_Exercise instructions_. Pull each line holding the word "title" from the data.
-- BEGIN --
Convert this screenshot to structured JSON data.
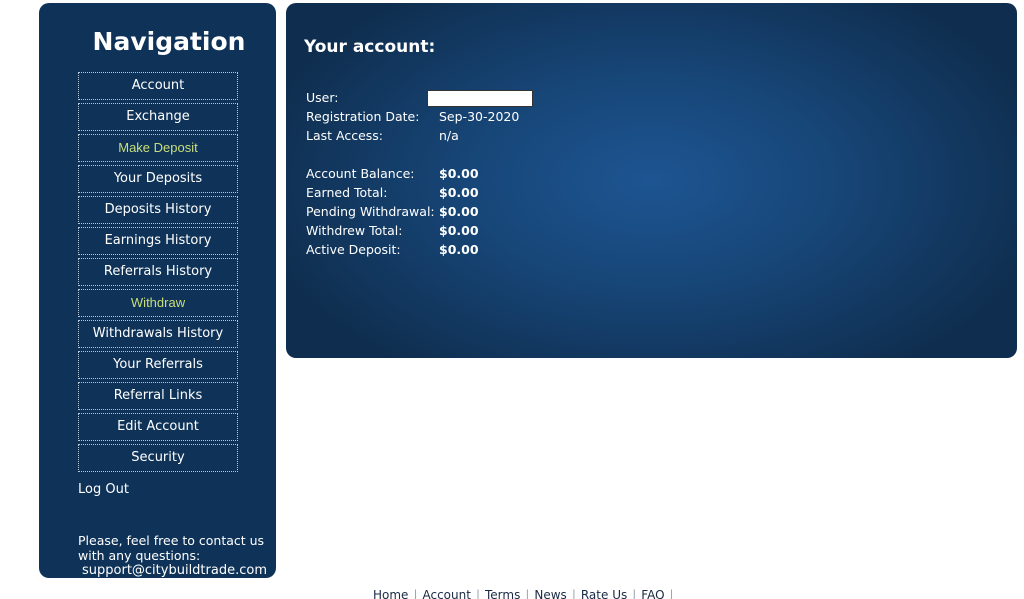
{
  "sidebar": {
    "title": "Navigation",
    "items": [
      {
        "label": "Account"
      },
      {
        "label": "Exchange"
      },
      {
        "label": "Make Deposit"
      },
      {
        "label": "Your Deposits"
      },
      {
        "label": "Deposits History"
      },
      {
        "label": "Earnings History"
      },
      {
        "label": "Referrals History"
      },
      {
        "label": "Withdraw"
      },
      {
        "label": "Withdrawals History"
      },
      {
        "label": "Your Referrals"
      },
      {
        "label": "Referral Links"
      },
      {
        "label": "Edit Account"
      },
      {
        "label": "Security"
      }
    ],
    "logout": "Log Out",
    "contact_text_1": "Please, feel free to contact us",
    "contact_text_2": "with any questions:",
    "contact_email": "support@citybuildtrade.com"
  },
  "account": {
    "title": "Your account:",
    "user_label": "User:",
    "user_value": "",
    "registration_label": "Registration Date:",
    "registration_value": "Sep-30-2020",
    "last_access_label": "Last Access:",
    "last_access_value": "n/a",
    "balance_label": "Account Balance:",
    "balance_value": "$0.00",
    "earned_label": "Earned Total:",
    "earned_value": "$0.00",
    "pending_label": "Pending Withdrawal:",
    "pending_value": "$0.00",
    "withdrew_label": "Withdrew Total:",
    "withdrew_value": "$0.00",
    "active_label": "Active Deposit:",
    "active_value": "$0.00"
  },
  "footer": {
    "links": [
      "Home",
      "Account",
      "Terms",
      "News",
      "Rate Us",
      "FAQ"
    ]
  },
  "colors": {
    "sidebar_bg": "#0f3358",
    "highlight_text": "#c9df7a",
    "panel_center": "#1d5592",
    "panel_edge": "#0f2e4f"
  }
}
-- END --
_Solution for this problem_.
    "title": "Navigation",
    "title": "Your account:",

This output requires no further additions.